* TASK *
According to the methods text, why were four nodes rather than ten simulated for the inhibition chain?

* EXTRACTED TEXT *
-=-=-=-=-

Materials and Methods
Code and simulation
All the simulations, calculations and generations of graphs were conducted under R environment (version 3.2.3.). The codes are available at https://github.com/kaiyuanmifen/GeneDosage
Self-inhibition
The levels of products and percentages of active gene copies (Figure 1) were calculated according to equations presented in Results section. The parameters used are k1 = 1, k2 = 1, r = 2, d = 1 and N = 1: 100. The stochastic simulation was conducted using Gillespie algorithm based population of each species using the same parameters. The simulation to explore frequent changes of active gene copies and potential heterogeneity generated (Figure 1 E and F) were conducted using the same Gillespie algorithm with 10 copies of the self-inhibiting gene in each cell with parameters: k1 = 1, k2 = 1, r = 2, d = 1.
Cross-repressors
With no cooperative binding (Hill coefficient =1), the system we modelled has a single nontrivial steady state [19]. The product levels and percentages of active copies were calculated according to the steady state. Parameters for the analysis in Figure 2 were k12 = 1, k21 = 1, r1 = 2, d1 = 1, v12 = 1, v21 = 1, r2 = 1, d2 = 1 with dosages (N) for both genes varying from 1 to 100. For analysis in Figure 2 D and E, while r1 varied from 10 to 1 (r2 was fixed at 1) and r1varied from 1 to 10 (r1was fixed at 1) to give a range of 0.1 to 10 for lambda. The stochastic simulation was conducted using the same home-made Gillespie algorithm. Simulation was conducted with N = 1, 5, 10, 20, 30, 40, 50, 60, 70, 80, 90, 100 (only 1, 10 and 100 are shown). A total of 2000 rounds of simulation were conducted. Other parameters were randomly sampled using Latin-hypercube method within the range k12 in (1,2), k21 in (1,2), r1 in (2,4), d1 in (1,2), v12 in (1,2), v21 in (1,2), r2 in (2,4), d2 in (1,2) and λ was calculated accordingly. The differences between product levels of each gene was calculated using the mean levels from the simulations. Stability of the single steady states was analysed using Jacobian matrix. The steady state could be unstable (at least one out of four eigenvalues can be positive).
Inhibition chain
The deterministic analysis of inhibition chain was conducted using equations presented in Results section. Parameters for each step of the chain was randomly sampled using Latin Hypercube method within the range: k12 in (0.1, 10), k21 in (0.1, 10), r in (0.1, 10), d in (0.1, 10). RE was calculated when source inhibitory signal varied from 0 to 10000. 1000 rounds of simulations for N= 1, 10 and 100 were conducted for chain of length 10 and standard deviation was calculated from the simulations. The same parameter sets were used for stochastic simulation, using Gillespie algorithm, based on population of each species with 30 replications were conducted for N =1,10 and 100. Four instead of ten nodes were simulated because of limitation of computational power. Percentage of active copies was calculated based on equations in results section. The parameters used were k12=0.1, k21=0.1, r =0.1, d =0.1 for all the depths.

-=-=-=-=-

Data entries:
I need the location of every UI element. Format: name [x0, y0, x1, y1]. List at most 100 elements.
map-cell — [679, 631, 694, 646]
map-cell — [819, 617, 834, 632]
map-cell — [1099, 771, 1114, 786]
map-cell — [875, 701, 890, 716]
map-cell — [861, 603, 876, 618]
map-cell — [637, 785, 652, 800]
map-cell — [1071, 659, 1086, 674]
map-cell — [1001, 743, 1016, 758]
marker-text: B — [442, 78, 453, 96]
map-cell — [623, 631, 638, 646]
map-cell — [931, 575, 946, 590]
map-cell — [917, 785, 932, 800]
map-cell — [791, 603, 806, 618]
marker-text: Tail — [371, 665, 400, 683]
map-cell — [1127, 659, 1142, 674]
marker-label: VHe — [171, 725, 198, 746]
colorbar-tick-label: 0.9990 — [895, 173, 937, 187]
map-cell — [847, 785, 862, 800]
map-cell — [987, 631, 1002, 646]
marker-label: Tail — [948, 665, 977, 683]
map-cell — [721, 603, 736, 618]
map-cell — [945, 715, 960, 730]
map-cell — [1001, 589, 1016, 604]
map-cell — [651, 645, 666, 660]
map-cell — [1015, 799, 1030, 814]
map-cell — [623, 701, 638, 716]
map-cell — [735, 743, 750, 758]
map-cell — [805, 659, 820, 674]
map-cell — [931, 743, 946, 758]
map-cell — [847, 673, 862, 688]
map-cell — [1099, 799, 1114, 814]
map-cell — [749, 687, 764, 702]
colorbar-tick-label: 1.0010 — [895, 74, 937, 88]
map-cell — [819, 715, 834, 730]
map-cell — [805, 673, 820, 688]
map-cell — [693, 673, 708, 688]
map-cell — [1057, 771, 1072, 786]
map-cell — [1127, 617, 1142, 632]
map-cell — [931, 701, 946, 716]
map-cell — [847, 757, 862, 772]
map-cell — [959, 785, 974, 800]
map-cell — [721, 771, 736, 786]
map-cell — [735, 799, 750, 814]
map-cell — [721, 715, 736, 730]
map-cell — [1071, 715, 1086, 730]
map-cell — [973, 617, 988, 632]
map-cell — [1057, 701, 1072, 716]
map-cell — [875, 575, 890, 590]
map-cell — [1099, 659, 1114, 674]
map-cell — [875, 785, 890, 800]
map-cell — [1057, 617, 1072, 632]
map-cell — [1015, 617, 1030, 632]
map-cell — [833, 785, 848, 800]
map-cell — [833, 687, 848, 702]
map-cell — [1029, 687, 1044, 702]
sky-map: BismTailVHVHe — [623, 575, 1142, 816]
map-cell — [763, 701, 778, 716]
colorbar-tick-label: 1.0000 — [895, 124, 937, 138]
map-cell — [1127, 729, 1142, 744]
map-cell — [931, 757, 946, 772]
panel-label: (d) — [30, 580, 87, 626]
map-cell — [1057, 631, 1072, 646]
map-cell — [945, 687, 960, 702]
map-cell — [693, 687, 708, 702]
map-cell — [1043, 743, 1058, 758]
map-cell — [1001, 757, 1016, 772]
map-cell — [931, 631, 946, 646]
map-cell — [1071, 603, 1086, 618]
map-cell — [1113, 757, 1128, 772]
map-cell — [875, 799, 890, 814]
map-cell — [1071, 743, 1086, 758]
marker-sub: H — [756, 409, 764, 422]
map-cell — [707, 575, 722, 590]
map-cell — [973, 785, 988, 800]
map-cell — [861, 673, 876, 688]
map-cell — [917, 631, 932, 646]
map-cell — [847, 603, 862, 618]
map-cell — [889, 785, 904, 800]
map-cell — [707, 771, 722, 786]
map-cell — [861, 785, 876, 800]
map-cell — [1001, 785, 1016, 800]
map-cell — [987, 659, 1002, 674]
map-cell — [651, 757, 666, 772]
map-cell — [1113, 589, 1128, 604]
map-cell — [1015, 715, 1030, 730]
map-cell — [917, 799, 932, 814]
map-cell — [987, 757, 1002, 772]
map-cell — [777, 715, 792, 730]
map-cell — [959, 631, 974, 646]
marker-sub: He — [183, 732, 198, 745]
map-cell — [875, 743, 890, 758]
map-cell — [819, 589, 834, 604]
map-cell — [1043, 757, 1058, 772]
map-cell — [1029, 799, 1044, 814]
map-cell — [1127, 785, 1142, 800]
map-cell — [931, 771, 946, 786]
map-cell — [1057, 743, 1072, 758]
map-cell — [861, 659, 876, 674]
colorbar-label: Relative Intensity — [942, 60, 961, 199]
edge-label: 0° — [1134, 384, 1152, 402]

-=-=-=-=-

* OUTPUT FOR THIS EXERCISE *
Because of limitation of computational power.